>> Start EXERCISE INPUTS
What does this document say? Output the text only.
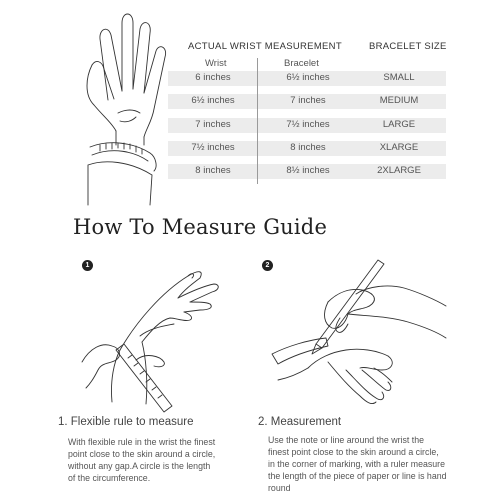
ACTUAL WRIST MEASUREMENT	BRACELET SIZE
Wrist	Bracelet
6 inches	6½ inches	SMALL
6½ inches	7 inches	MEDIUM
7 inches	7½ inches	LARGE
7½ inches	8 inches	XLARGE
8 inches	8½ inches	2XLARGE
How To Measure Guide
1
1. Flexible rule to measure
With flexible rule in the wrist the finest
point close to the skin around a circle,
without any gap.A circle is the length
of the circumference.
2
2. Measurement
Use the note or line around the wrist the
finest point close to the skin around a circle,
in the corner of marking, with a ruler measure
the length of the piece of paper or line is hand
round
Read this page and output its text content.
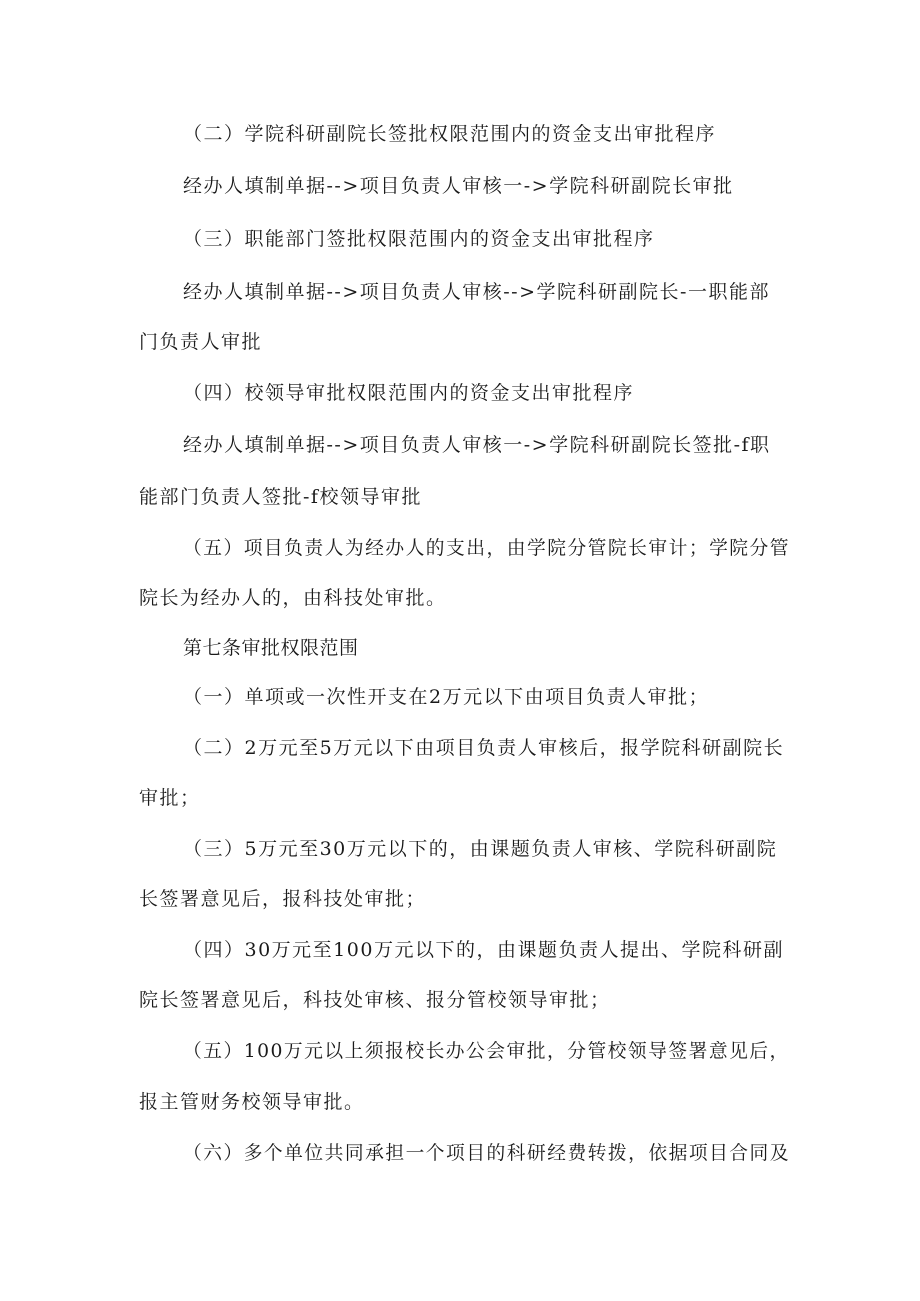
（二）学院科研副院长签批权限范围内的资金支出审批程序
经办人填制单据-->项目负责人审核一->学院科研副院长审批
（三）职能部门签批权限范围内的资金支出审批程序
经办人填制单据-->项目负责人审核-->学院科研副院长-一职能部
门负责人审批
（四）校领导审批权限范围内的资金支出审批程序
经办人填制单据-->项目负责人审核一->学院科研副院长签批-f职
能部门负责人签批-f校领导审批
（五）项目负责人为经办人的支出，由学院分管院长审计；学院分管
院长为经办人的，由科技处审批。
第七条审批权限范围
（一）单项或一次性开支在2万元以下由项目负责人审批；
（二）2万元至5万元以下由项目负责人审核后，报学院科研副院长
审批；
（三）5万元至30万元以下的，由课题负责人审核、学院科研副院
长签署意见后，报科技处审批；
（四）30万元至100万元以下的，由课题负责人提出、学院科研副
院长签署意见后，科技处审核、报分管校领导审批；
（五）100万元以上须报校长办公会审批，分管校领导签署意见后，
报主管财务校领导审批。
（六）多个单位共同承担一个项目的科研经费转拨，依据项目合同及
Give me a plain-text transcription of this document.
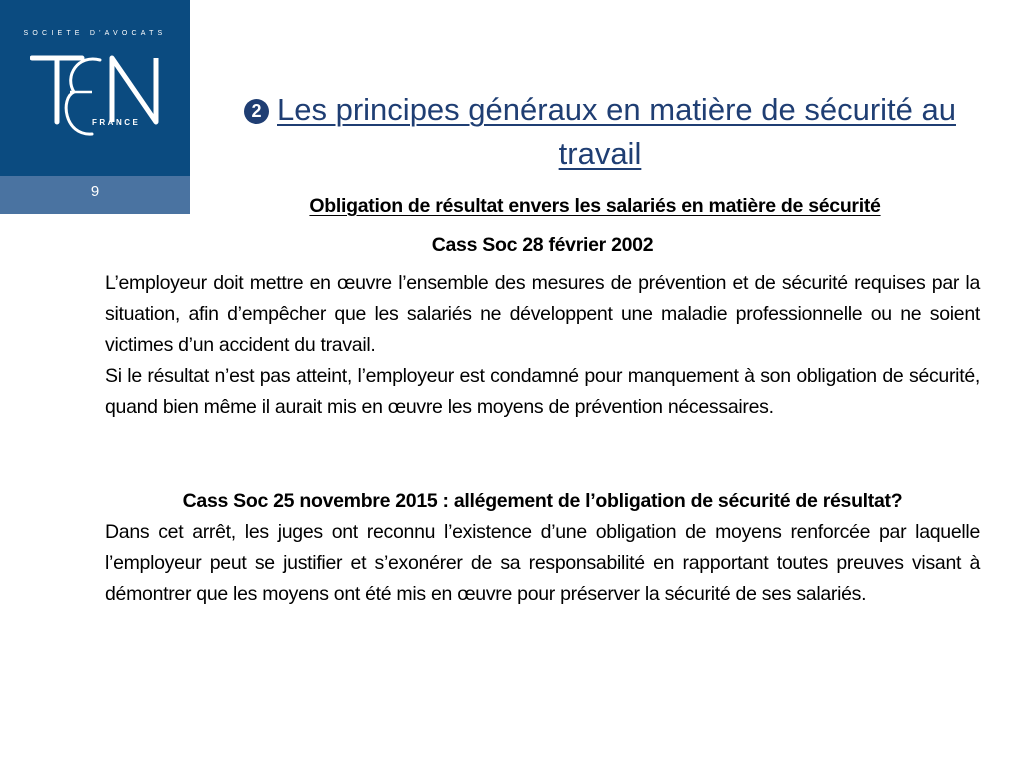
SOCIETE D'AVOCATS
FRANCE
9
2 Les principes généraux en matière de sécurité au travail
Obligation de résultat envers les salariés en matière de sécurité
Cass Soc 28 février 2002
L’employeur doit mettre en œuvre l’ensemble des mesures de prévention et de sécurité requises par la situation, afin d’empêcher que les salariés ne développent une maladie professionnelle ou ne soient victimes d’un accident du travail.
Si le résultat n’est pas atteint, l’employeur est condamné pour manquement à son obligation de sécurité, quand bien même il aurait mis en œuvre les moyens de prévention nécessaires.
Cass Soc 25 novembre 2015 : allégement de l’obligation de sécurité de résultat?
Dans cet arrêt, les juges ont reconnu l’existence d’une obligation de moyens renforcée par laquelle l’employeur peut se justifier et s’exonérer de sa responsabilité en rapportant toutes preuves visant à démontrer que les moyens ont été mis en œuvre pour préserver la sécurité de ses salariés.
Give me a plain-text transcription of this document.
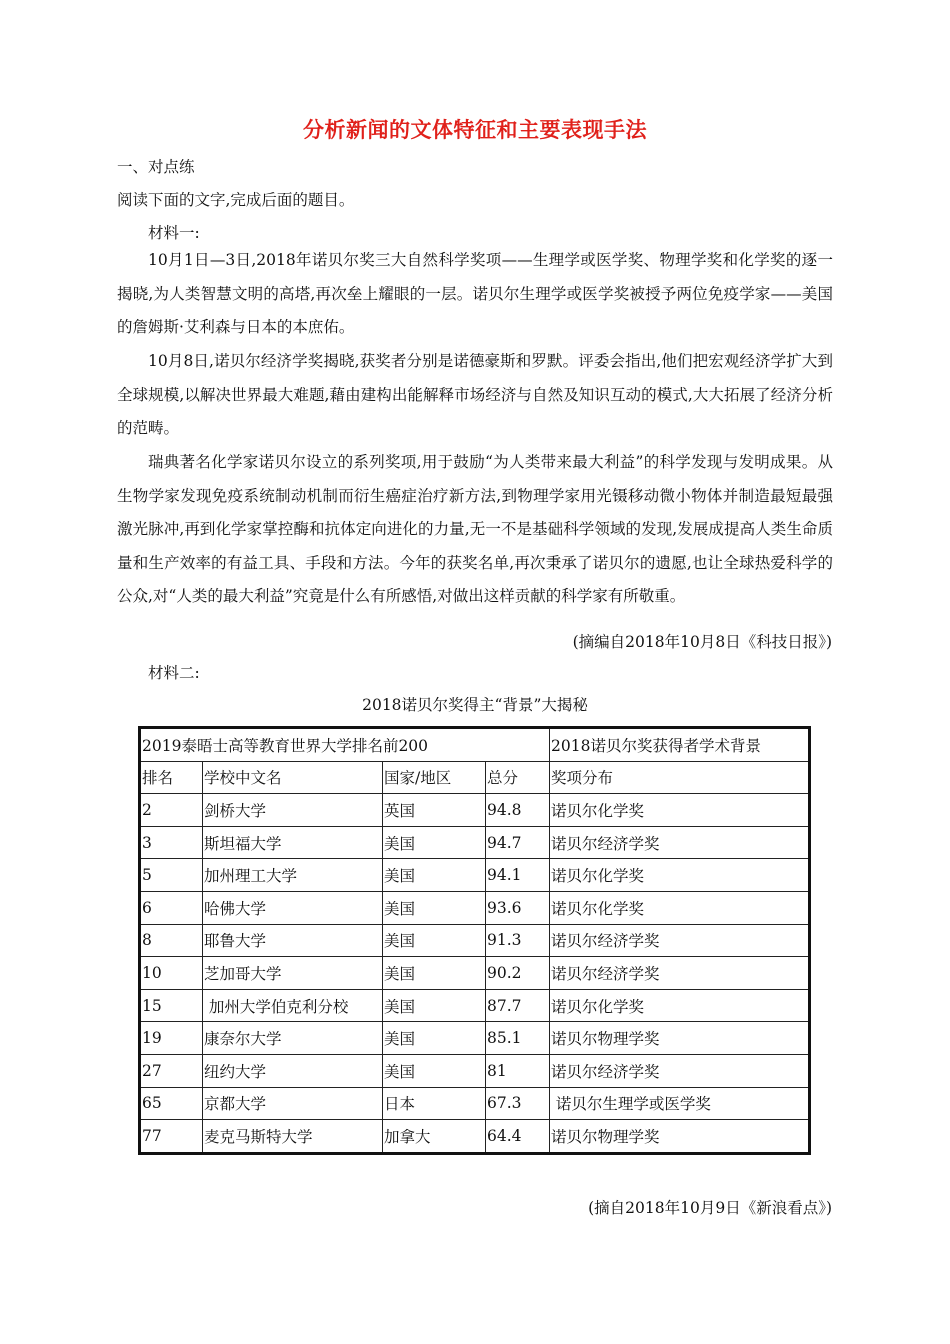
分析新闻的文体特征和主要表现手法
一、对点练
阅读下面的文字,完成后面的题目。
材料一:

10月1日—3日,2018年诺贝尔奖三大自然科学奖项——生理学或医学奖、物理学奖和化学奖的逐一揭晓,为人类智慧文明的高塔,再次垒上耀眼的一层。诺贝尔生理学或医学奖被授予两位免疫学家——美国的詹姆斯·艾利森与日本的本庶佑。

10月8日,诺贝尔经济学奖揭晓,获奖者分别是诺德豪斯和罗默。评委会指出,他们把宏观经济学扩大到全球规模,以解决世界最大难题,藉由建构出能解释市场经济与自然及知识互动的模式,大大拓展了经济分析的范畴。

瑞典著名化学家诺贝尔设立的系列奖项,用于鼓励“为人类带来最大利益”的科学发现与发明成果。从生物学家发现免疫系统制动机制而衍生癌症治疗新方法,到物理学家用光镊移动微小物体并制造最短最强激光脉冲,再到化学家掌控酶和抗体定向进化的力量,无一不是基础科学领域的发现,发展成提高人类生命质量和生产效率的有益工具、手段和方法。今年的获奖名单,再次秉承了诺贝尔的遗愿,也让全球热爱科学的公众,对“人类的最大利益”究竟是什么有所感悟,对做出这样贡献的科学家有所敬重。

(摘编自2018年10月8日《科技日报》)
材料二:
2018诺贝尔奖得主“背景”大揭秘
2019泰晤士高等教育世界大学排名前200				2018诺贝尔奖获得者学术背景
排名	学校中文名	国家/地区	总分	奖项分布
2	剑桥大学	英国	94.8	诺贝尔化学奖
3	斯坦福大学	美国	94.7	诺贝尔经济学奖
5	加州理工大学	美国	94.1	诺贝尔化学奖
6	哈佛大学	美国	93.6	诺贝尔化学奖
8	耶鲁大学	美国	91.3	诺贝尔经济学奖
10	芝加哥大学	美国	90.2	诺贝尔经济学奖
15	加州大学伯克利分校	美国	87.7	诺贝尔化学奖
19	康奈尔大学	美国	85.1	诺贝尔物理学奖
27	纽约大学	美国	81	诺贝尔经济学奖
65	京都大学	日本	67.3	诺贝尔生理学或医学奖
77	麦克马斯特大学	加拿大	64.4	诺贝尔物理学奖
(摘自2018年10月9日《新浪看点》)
>> End EXERCISE INPUTS
:: WHAT IS REQUIRED ::
Collect the lines of the data that carry the word "length".

:: PROBLEM SOLUTION ::
without any gap.A circle is the length
the length of the piece of paper or line is hand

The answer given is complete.